## Request
Provide an exact reproduction of every entry.

## The records
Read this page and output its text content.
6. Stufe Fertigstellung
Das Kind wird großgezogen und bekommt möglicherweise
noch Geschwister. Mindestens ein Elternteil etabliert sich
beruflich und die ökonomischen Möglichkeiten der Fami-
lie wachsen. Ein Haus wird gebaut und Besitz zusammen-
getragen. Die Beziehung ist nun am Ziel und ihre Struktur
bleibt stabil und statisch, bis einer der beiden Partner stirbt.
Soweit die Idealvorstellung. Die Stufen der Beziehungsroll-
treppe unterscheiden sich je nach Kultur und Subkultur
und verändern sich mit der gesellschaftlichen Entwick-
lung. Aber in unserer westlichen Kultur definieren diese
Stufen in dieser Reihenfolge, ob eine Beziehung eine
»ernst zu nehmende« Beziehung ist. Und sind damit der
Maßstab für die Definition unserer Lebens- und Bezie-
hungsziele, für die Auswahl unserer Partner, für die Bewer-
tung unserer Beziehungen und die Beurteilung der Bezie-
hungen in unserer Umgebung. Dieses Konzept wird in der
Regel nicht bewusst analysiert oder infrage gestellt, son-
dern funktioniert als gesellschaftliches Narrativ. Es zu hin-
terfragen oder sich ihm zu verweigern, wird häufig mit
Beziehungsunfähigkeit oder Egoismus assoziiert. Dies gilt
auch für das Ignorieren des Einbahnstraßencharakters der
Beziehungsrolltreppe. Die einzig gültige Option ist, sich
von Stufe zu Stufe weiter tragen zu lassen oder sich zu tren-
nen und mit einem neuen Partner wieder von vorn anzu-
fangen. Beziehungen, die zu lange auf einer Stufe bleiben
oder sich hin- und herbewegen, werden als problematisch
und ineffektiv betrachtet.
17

## Solved exercise
Read this page and output its text content.
6. Stufe Fertigstellung
Das Kind wird großgezogen und bekommt möglicherweise
noch Geschwister. Mindestens ein Elternteil etabliert sich
beruflich und die ökonomischen Möglichkeiten der Fami-
lie wachsen. Ein Haus wird gebaut und Besitz zusammen-
getragen. Die Beziehung ist nun am Ziel und ihre Struktur
bleibt stabil und statisch, bis einer der beiden Partner stirbt.
Soweit die Idealvorstellung. Die Stufen der Beziehungsroll-
treppe unterscheiden sich je nach Kultur und Subkultur
und verändern sich mit der gesellschaftlichen Entwick-
lung. Aber in unserer westlichen Kultur definieren diese
Stufen in dieser Reihenfolge, ob eine Beziehung eine
»ernst zu nehmende« Beziehung ist. Und sind damit der
Maßstab für die Definition unserer Lebens- und Bezie-
hungsziele, für die Auswahl unserer Partner, für die Bewer-
tung unserer Beziehungen und die Beurteilung der Bezie-
hungen in unserer Umgebung. Dieses Konzept wird in der
Regel nicht bewusst analysiert oder infrage gestellt, son-
dern funktioniert als gesellschaftliches Narrativ. Es zu hin-
terfragen oder sich ihm zu verweigern, wird häufig mit
Beziehungsunfähigkeit oder Egoismus assoziiert. Dies gilt
auch für das Ignorieren des Einbahnstraßencharakters der
Beziehungsrolltreppe. Die einzig gültige Option ist, sich
von Stufe zu Stufe weiter tragen zu lassen oder sich zu tren-
nen und mit einem neuen Partner wieder von vorn anzu-
fangen. Beziehungen, die zu lange auf einer Stufe bleiben
oder sich hin- und herbewegen, werden als problematisch
und ineffektiv betrachtet.
17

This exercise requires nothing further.